[Task objective] Indicate only the number of lines in the listing below in which the word "zalından" appears.

[Material supplied]
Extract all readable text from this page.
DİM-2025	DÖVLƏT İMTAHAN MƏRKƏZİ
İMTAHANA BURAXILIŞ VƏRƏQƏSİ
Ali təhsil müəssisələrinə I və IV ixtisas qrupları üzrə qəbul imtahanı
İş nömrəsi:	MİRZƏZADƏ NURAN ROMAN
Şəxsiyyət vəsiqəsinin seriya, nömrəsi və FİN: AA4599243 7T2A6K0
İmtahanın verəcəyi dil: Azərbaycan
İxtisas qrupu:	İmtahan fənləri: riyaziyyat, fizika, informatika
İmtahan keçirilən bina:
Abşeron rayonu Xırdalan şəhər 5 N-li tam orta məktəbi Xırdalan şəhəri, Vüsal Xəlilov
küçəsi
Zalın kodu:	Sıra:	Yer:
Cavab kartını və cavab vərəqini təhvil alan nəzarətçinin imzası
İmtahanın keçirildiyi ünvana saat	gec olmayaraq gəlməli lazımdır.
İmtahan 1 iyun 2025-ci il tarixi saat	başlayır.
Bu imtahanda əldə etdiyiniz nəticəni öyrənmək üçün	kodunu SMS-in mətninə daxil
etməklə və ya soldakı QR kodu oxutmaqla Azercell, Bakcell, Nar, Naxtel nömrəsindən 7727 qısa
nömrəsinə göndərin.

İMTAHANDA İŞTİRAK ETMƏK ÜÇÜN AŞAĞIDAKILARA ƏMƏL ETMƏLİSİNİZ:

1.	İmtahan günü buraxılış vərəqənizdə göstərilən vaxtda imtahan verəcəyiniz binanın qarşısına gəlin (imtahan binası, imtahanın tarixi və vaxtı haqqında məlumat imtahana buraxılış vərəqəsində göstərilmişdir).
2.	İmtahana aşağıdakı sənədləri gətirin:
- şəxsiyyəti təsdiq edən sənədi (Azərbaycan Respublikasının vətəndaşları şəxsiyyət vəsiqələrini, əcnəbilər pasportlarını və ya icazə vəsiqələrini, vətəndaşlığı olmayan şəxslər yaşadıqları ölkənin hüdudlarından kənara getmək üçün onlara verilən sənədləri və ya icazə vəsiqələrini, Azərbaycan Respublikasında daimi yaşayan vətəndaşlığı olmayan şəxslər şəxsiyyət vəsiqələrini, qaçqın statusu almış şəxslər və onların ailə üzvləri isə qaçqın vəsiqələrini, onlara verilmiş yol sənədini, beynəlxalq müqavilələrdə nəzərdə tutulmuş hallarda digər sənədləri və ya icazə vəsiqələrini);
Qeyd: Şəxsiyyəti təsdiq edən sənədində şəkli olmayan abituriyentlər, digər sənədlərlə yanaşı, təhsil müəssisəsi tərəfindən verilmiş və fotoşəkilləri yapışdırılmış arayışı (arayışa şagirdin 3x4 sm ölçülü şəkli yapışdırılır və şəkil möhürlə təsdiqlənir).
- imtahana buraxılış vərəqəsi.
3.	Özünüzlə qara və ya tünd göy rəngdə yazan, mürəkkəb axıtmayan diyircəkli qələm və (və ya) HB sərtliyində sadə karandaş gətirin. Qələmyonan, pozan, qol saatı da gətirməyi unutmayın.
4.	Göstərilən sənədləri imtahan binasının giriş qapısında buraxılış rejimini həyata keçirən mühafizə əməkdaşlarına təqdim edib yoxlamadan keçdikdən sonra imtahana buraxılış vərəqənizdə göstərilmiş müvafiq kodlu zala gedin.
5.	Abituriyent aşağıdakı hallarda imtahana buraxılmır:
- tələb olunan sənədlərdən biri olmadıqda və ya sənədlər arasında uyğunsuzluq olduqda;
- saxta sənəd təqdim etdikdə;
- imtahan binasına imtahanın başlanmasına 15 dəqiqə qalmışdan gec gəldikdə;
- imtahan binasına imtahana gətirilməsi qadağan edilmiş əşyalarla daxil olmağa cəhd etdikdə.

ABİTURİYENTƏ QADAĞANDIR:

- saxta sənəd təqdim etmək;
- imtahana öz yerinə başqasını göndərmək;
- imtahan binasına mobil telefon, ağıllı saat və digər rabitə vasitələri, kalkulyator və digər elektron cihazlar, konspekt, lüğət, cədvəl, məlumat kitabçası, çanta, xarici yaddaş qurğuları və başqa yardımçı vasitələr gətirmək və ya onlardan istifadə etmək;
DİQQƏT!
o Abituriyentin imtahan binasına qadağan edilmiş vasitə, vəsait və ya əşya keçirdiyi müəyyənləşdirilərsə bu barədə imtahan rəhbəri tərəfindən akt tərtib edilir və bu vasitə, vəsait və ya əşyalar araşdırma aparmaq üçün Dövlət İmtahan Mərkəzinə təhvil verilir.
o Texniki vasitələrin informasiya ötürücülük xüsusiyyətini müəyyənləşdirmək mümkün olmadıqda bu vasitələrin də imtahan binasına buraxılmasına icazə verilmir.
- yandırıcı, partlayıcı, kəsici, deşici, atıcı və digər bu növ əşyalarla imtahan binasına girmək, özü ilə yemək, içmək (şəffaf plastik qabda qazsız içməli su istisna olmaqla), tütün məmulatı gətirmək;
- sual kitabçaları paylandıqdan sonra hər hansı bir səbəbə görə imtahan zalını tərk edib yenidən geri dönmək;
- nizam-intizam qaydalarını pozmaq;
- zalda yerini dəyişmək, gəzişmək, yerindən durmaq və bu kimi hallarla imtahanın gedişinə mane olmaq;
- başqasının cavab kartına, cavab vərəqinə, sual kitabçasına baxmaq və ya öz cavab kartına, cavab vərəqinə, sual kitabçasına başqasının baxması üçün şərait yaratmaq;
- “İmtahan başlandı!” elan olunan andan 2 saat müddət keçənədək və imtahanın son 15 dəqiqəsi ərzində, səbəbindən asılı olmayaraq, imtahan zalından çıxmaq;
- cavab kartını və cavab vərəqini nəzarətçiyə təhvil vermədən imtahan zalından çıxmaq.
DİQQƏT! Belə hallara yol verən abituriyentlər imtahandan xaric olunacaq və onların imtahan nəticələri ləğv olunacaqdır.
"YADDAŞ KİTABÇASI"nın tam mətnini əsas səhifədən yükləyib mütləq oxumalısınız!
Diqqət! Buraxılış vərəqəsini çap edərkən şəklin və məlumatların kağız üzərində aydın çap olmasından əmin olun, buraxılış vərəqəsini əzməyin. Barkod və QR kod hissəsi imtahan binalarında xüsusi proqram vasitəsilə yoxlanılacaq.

[Exercise answer] 2